> [What is required]:
Look through the records that follow. Copy every line containing the word "Best".
===============
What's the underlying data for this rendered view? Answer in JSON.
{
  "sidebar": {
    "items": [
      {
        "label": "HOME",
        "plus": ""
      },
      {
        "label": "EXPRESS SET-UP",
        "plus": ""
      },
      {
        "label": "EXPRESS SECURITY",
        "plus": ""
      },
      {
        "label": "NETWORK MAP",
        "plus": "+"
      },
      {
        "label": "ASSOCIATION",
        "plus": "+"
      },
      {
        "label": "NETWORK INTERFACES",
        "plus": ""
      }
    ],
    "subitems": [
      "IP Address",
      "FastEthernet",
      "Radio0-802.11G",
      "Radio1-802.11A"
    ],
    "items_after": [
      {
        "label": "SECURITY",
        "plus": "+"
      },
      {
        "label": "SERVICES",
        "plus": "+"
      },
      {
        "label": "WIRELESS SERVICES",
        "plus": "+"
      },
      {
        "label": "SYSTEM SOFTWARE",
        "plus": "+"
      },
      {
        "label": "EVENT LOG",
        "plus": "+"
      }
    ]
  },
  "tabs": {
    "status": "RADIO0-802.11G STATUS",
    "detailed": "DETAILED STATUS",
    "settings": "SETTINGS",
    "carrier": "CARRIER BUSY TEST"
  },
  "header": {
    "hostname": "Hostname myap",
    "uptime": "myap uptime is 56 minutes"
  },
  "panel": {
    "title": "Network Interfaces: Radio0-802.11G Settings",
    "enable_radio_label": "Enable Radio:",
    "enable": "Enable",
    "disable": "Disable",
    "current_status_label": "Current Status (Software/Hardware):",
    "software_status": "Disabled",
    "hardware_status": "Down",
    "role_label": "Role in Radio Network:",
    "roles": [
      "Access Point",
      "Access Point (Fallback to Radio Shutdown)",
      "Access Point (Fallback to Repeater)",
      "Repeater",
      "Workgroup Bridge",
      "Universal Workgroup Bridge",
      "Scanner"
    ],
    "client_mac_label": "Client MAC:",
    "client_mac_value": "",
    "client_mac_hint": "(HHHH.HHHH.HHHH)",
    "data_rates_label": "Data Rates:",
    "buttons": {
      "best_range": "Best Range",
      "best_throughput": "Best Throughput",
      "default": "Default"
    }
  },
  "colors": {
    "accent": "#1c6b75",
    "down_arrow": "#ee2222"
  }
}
===============
> [Output for this exercise]:
      "best_range": "Best Range",
      "best_throughput": "Best Throughput",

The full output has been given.